# Start of ENTRIES SUPPLIED

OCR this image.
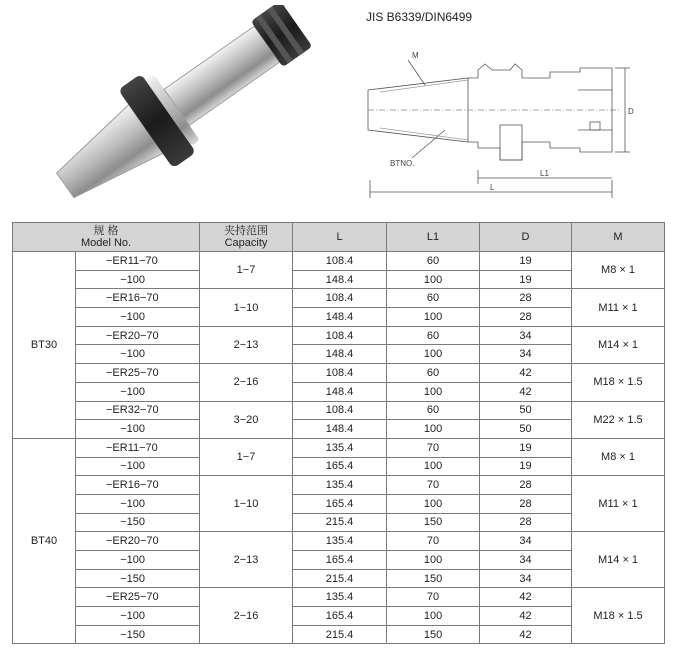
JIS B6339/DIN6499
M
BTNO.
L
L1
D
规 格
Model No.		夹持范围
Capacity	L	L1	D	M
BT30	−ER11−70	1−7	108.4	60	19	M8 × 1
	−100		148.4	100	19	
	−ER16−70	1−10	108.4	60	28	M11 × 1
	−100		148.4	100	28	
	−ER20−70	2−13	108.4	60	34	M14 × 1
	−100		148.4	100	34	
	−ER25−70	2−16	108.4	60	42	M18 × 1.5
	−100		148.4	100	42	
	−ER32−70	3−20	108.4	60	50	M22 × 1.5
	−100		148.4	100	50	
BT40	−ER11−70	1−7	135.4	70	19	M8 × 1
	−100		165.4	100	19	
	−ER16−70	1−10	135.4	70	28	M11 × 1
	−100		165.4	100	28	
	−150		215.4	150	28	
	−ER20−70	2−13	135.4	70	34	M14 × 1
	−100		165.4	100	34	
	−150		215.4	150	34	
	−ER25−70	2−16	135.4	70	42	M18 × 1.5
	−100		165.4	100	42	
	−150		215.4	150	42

# End of ENTRIES SUPPLIED
# Start of ENTRIES SUPPLIED

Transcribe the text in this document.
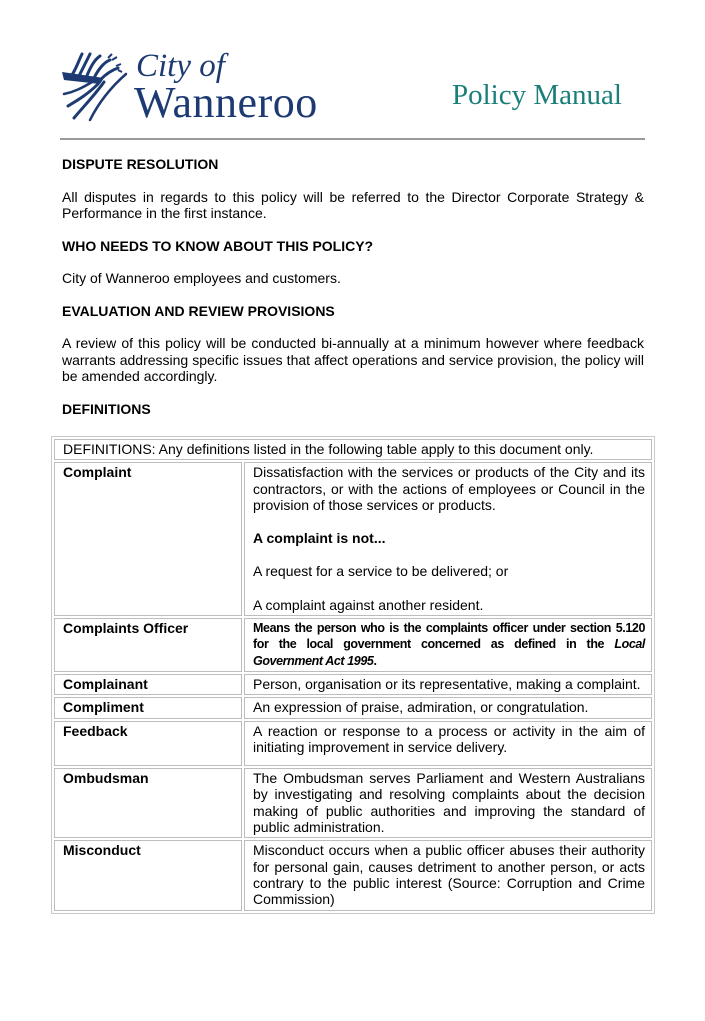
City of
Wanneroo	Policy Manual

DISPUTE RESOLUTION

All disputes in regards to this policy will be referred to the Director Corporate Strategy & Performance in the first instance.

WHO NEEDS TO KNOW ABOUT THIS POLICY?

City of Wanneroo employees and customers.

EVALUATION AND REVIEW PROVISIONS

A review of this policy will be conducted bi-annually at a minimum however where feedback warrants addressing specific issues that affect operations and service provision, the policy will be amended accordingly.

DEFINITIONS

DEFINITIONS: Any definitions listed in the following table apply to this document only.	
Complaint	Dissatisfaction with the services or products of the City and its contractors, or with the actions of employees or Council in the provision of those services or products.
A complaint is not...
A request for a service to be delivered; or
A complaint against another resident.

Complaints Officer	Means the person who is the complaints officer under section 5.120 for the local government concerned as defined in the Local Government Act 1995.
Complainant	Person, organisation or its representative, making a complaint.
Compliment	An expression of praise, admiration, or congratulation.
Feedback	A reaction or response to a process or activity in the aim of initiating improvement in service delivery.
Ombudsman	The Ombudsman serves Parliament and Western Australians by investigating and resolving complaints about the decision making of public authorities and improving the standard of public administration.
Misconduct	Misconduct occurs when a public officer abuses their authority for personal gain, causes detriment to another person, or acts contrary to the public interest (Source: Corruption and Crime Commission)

# End of ENTRIES SUPPLIED

TASK TO COMPLETE: Identify the lines of the data that contain the word "Wanneroo". Copy each of them.

WRITTEN SOLUTION:
Wanneroo	Policy Manual
City of Wanneroo employees and customers.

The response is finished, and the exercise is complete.